** start of TASK INPUTS **

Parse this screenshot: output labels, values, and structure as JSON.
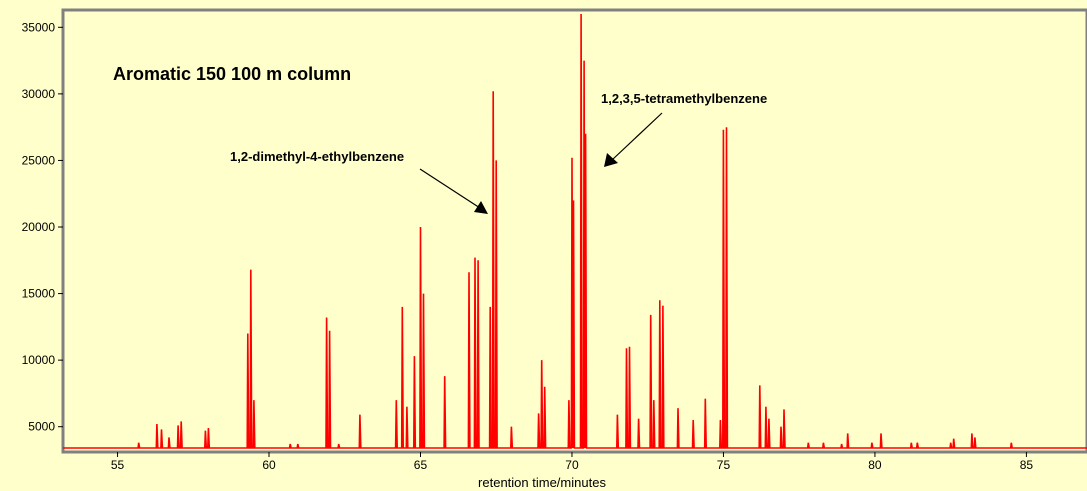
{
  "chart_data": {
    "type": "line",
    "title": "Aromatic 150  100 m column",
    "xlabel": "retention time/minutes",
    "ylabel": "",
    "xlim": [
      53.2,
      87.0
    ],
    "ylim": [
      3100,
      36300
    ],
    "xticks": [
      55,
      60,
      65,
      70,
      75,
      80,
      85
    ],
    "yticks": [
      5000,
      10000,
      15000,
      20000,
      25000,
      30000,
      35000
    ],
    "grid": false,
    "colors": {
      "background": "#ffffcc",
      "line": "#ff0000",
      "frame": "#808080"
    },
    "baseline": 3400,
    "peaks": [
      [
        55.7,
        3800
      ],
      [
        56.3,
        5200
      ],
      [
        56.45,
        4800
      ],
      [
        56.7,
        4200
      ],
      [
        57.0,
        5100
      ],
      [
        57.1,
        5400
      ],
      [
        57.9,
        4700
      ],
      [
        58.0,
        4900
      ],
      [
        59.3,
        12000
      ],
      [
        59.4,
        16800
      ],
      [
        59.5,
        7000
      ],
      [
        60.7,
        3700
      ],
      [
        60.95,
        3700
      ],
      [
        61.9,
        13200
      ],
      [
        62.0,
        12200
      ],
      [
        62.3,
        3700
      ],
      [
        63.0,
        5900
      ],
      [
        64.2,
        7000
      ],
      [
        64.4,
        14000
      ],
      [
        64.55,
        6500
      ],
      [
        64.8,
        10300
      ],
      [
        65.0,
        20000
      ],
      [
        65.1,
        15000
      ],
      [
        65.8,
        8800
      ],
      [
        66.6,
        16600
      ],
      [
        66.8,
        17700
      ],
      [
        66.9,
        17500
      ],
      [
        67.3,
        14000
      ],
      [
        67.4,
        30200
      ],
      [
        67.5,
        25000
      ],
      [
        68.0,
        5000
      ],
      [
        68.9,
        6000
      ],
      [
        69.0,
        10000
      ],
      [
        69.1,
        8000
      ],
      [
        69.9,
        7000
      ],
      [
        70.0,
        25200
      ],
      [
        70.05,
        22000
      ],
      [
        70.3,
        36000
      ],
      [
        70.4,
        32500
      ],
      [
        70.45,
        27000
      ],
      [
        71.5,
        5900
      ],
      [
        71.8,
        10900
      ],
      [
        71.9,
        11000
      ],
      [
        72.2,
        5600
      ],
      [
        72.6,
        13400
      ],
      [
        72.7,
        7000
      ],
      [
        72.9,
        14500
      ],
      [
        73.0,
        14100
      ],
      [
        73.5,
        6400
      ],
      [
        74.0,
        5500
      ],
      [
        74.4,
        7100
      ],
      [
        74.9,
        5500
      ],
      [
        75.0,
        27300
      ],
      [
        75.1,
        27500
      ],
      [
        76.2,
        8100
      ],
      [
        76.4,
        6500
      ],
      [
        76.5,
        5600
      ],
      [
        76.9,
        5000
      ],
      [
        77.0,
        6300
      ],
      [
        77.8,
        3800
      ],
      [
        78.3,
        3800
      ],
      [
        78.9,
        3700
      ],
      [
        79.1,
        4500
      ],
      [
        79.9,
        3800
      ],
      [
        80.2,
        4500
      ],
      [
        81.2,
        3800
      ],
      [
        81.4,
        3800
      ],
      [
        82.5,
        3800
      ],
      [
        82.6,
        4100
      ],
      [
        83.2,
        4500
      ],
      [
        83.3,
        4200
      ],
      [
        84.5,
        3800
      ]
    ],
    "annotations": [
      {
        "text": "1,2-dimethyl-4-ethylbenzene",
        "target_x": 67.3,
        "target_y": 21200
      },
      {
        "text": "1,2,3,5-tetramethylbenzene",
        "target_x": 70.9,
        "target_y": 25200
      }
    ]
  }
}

** end of TASK INPUTS **

| TASK REQUIREMENTS |
Leave out the pictures and transcribe the entries above exactly.

| THE SOLUTION |
Parse this screenshot: output labels, values, and structure as JSON.
{
  "chart_data": {
    "type": "line",
    "title": "Aromatic 150  100 m column",
    "xlabel": "retention time/minutes",
    "ylabel": "",
    "xlim": [
      53.2,
      87.0
    ],
    "ylim": [
      3100,
      36300
    ],
    "xticks": [
      55,
      60,
      65,
      70,
      75,
      80,
      85
    ],
    "yticks": [
      5000,
      10000,
      15000,
      20000,
      25000,
      30000,
      35000
    ],
    "grid": false,
    "colors": {
      "background": "#ffffcc",
      "line": "#ff0000",
      "frame": "#808080"
    },
    "baseline": 3400,
    "peaks": [
      [
        55.7,
        3800
      ],
      [
        56.3,
        5200
      ],
      [
        56.45,
        4800
      ],
      [
        56.7,
        4200
      ],
      [
        57.0,
        5100
      ],
      [
        57.1,
        5400
      ],
      [
        57.9,
        4700
      ],
      [
        58.0,
        4900
      ],
      [
        59.3,
        12000
      ],
      [
        59.4,
        16800
      ],
      [
        59.5,
        7000
      ],
      [
        60.7,
        3700
      ],
      [
        60.95,
        3700
      ],
      [
        61.9,
        13200
      ],
      [
        62.0,
        12200
      ],
      [
        62.3,
        3700
      ],
      [
        63.0,
        5900
      ],
      [
        64.2,
        7000
      ],
      [
        64.4,
        14000
      ],
      [
        64.55,
        6500
      ],
      [
        64.8,
        10300
      ],
      [
        65.0,
        20000
      ],
      [
        65.1,
        15000
      ],
      [
        65.8,
        8800
      ],
      [
        66.6,
        16600
      ],
      [
        66.8,
        17700
      ],
      [
        66.9,
        17500
      ],
      [
        67.3,
        14000
      ],
      [
        67.4,
        30200
      ],
      [
        67.5,
        25000
      ],
      [
        68.0,
        5000
      ],
      [
        68.9,
        6000
      ],
      [
        69.0,
        10000
      ],
      [
        69.1,
        8000
      ],
      [
        69.9,
        7000
      ],
      [
        70.0,
        25200
      ],
      [
        70.05,
        22000
      ],
      [
        70.3,
        36000
      ],
      [
        70.4,
        32500
      ],
      [
        70.45,
        27000
      ],
      [
        71.5,
        5900
      ],
      [
        71.8,
        10900
      ],
      [
        71.9,
        11000
      ],
      [
        72.2,
        5600
      ],
      [
        72.6,
        13400
      ],
      [
        72.7,
        7000
      ],
      [
        72.9,
        14500
      ],
      [
        73.0,
        14100
      ],
      [
        73.5,
        6400
      ],
      [
        74.0,
        5500
      ],
      [
        74.4,
        7100
      ],
      [
        74.9,
        5500
      ],
      [
        75.0,
        27300
      ],
      [
        75.1,
        27500
      ],
      [
        76.2,
        8100
      ],
      [
        76.4,
        6500
      ],
      [
        76.5,
        5600
      ],
      [
        76.9,
        5000
      ],
      [
        77.0,
        6300
      ],
      [
        77.8,
        3800
      ],
      [
        78.3,
        3800
      ],
      [
        78.9,
        3700
      ],
      [
        79.1,
        4500
      ],
      [
        79.9,
        3800
      ],
      [
        80.2,
        4500
      ],
      [
        81.2,
        3800
      ],
      [
        81.4,
        3800
      ],
      [
        82.5,
        3800
      ],
      [
        82.6,
        4100
      ],
      [
        83.2,
        4500
      ],
      [
        83.3,
        4200
      ],
      [
        84.5,
        3800
      ]
    ],
    "annotations": [
      {
        "text": "1,2-dimethyl-4-ethylbenzene",
        "target_x": 67.3,
        "target_y": 21200
      },
      {
        "text": "1,2,3,5-tetramethylbenzene",
        "target_x": 70.9,
        "target_y": 25200
      }
    ]
  }
}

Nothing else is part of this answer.